Copy whichever lines contain the string "claims".

[Items from a dataset]
________________
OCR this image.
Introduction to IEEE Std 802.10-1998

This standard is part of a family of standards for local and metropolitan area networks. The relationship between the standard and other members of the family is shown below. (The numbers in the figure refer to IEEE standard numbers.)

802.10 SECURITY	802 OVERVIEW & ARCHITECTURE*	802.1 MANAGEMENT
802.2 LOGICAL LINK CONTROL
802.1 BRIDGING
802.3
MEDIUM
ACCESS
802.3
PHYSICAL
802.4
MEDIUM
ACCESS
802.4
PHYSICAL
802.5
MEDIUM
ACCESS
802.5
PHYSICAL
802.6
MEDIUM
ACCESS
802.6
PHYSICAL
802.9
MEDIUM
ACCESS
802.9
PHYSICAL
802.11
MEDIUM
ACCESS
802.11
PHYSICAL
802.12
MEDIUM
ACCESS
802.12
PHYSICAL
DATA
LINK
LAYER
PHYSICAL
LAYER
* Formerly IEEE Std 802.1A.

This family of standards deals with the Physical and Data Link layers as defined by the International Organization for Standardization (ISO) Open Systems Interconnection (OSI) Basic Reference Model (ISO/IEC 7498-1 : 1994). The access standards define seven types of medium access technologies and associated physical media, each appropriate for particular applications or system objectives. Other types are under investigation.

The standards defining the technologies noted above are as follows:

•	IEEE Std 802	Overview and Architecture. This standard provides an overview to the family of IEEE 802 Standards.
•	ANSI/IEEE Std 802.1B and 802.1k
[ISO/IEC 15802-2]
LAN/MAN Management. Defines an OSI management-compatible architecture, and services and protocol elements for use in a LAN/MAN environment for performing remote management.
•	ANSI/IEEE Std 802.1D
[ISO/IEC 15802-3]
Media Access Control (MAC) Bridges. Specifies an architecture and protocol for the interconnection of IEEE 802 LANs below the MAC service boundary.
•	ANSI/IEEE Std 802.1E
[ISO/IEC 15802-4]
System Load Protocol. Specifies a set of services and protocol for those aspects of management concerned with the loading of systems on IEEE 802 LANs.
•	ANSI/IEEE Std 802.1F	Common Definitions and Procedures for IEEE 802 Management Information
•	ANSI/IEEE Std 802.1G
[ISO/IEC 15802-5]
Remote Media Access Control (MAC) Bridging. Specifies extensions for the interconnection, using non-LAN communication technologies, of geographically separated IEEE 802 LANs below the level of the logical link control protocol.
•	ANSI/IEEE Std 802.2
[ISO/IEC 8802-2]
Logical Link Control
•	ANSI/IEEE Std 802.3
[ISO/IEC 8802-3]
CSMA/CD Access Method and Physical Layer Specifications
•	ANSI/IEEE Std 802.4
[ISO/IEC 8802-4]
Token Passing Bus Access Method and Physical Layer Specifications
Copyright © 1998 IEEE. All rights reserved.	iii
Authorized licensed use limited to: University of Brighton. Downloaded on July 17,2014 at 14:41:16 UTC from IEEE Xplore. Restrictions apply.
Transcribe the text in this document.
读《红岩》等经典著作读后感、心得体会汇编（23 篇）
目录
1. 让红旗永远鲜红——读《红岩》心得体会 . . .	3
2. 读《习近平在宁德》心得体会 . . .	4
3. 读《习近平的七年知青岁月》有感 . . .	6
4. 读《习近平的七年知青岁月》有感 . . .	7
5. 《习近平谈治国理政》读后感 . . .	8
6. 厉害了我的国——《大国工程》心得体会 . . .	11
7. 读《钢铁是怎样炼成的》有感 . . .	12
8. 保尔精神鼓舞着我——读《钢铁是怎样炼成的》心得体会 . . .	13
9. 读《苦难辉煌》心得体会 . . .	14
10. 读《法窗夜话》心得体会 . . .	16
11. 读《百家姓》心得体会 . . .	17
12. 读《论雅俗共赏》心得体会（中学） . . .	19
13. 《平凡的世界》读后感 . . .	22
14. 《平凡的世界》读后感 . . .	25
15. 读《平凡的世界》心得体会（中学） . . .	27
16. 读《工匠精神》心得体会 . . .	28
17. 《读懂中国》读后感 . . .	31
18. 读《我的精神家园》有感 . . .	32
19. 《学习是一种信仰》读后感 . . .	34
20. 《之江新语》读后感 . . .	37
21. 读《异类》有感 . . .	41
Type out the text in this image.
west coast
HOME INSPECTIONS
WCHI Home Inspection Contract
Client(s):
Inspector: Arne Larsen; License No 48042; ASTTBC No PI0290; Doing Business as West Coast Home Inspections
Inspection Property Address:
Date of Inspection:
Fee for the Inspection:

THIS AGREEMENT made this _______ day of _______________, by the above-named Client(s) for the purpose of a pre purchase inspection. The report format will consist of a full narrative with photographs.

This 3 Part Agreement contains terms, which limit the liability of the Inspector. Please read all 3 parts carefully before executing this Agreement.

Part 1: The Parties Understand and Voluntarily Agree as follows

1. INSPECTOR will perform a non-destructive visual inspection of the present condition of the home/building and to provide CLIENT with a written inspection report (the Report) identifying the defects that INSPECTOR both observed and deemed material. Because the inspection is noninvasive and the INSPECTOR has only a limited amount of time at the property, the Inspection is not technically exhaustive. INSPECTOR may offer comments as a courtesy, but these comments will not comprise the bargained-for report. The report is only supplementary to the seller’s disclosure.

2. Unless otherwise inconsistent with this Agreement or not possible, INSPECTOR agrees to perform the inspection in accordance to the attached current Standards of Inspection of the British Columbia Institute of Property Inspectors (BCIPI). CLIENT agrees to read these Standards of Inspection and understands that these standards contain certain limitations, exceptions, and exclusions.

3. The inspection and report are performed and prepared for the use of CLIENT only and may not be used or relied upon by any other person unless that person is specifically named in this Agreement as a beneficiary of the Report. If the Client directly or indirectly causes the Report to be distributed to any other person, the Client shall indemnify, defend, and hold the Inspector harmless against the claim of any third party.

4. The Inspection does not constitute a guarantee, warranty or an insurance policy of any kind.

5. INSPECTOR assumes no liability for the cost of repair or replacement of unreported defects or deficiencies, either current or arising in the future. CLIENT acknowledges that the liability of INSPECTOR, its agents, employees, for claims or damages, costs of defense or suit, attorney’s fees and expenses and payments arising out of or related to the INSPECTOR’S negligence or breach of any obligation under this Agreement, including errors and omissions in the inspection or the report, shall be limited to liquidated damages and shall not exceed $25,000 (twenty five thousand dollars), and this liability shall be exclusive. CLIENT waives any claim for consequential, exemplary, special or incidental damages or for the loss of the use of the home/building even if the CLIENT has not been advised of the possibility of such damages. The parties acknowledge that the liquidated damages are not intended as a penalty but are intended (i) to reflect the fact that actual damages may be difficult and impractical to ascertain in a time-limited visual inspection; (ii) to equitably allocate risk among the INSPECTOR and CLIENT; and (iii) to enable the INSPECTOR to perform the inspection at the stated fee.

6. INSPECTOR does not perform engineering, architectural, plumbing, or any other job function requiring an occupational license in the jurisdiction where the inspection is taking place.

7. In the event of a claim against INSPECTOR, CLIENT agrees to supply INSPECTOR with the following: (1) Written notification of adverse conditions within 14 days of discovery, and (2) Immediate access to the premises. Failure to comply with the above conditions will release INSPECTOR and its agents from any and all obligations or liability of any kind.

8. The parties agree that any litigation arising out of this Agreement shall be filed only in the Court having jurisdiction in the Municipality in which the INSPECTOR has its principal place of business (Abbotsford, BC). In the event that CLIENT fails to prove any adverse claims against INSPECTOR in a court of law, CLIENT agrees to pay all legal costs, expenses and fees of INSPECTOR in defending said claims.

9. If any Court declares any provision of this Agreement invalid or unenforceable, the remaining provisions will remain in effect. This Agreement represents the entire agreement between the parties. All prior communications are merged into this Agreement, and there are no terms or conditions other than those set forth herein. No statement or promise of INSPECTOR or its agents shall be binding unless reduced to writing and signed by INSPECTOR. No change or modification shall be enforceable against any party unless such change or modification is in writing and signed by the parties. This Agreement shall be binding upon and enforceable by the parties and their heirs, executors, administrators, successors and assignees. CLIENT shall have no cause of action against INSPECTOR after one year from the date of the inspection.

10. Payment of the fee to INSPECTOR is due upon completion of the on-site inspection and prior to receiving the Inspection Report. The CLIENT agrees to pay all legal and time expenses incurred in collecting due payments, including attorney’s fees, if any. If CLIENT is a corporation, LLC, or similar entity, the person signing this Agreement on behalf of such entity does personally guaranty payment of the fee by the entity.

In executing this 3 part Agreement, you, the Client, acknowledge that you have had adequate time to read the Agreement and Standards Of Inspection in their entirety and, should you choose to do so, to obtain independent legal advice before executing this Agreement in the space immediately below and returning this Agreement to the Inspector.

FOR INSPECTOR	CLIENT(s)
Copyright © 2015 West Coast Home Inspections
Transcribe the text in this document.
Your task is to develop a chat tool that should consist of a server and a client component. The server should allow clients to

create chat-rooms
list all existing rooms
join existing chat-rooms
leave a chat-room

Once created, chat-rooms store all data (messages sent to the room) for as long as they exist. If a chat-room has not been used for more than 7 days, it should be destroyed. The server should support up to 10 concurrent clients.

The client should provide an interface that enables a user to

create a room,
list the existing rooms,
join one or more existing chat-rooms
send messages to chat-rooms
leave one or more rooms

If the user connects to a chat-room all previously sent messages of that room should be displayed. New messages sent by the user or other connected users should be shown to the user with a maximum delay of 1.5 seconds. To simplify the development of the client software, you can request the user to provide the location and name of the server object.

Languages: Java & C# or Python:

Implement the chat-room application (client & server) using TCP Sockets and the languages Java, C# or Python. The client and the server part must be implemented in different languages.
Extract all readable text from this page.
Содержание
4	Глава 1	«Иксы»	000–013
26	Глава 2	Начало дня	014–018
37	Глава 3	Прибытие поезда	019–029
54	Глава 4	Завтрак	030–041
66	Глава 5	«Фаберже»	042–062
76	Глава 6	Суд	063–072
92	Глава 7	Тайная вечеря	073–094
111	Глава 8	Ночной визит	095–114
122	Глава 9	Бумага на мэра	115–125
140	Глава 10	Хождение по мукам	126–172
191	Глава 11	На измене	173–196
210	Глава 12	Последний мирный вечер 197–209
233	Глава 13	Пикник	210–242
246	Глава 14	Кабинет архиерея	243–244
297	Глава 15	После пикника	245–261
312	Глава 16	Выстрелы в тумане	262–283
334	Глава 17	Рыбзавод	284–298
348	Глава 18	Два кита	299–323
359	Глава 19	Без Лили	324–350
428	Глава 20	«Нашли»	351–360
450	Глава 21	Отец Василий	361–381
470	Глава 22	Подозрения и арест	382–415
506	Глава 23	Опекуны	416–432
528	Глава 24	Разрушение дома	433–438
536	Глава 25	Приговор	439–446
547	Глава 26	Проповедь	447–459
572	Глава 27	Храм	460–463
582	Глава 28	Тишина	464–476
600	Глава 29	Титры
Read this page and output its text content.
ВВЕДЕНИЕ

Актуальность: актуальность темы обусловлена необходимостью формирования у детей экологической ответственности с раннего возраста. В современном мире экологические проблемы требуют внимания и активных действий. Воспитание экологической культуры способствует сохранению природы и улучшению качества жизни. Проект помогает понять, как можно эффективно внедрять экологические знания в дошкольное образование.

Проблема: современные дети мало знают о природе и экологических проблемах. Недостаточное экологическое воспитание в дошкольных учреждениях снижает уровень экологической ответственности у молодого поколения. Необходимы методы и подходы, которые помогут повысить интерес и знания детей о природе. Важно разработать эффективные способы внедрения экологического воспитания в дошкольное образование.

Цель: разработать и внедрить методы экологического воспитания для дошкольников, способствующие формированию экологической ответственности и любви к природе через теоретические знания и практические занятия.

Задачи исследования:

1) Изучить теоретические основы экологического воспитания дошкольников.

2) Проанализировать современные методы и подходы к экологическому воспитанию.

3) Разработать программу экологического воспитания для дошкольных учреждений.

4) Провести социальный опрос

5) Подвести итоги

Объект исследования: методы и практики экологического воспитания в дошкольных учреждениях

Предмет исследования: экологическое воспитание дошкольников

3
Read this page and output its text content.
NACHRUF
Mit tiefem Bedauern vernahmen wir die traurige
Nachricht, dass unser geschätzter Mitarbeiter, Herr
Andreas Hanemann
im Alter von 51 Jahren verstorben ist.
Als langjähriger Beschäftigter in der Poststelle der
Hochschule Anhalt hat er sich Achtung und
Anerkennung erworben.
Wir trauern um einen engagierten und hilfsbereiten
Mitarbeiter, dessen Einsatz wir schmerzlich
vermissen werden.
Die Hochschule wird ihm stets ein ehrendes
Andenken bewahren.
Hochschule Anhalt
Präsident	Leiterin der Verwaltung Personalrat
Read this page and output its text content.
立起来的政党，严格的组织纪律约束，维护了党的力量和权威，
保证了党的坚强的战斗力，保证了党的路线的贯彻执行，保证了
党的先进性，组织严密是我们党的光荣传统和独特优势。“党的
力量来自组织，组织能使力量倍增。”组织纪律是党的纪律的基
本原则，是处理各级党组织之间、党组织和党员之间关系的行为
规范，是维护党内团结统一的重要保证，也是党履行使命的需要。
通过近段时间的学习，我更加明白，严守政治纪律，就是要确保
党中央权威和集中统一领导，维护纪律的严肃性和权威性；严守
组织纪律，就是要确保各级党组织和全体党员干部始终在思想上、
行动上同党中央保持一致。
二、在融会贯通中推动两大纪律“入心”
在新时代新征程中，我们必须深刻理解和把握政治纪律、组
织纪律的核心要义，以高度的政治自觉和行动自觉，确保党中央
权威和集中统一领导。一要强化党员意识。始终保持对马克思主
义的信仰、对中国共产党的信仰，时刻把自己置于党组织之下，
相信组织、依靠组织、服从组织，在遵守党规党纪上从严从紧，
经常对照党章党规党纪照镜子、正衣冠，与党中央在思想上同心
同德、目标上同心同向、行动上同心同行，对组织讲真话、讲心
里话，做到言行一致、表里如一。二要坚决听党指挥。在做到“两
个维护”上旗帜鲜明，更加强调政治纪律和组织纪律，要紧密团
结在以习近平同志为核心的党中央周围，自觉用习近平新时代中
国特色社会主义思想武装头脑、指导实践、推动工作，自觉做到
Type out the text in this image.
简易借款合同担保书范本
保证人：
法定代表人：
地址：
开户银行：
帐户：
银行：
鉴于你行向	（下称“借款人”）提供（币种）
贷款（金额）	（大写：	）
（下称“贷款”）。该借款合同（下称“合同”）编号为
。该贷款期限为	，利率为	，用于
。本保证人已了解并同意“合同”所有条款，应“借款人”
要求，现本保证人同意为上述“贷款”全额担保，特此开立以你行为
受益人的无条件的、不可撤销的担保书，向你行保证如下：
________________
Exercise answer ->
5. INSPECTOR assumes no liability for the cost of repair or replacement of unreported defects or deficiencies, either current or arising in the future. CLIENT acknowledges that the liability of INSPECTOR, its agents, employees, for claims or damages, costs of defense or suit, attorney’s fees and expenses and payments arising out of or related to the INSPECTOR’S negligence or breach of any obligation under this Agreement, including errors and omissions in the inspection or the report, shall be limited to liquidated damages and shall not exceed $25,000 (twenty five thousand dollars), and this liability shall be exclusive. CLIENT waives any claim for consequential, exemplary, special or incidental damages or for the loss of the use of the home/building even if the CLIENT has not been advised of the possibility of such damages. The parties acknowledge that the liquidated damages are not intended as a penalty but are intended (i) to reflect the fact that actual damages may be difficult and impractical to ascertain in a time-limited visual inspection; (ii) to equitably allocate risk among the INSPECTOR and CLIENT; and (iii) to enable the INSPECTOR to perform the inspection at the stated fee.
8. The parties agree that any litigation arising out of this Agreement shall be filed only in the Court having jurisdiction in the Municipality in which the INSPECTOR has its principal place of business (Abbotsford, BC). In the event that CLIENT fails to prove any adverse claims against INSPECTOR in a court of law, CLIENT agrees to pay all legal costs, expenses and fees of INSPECTOR in defending said claims.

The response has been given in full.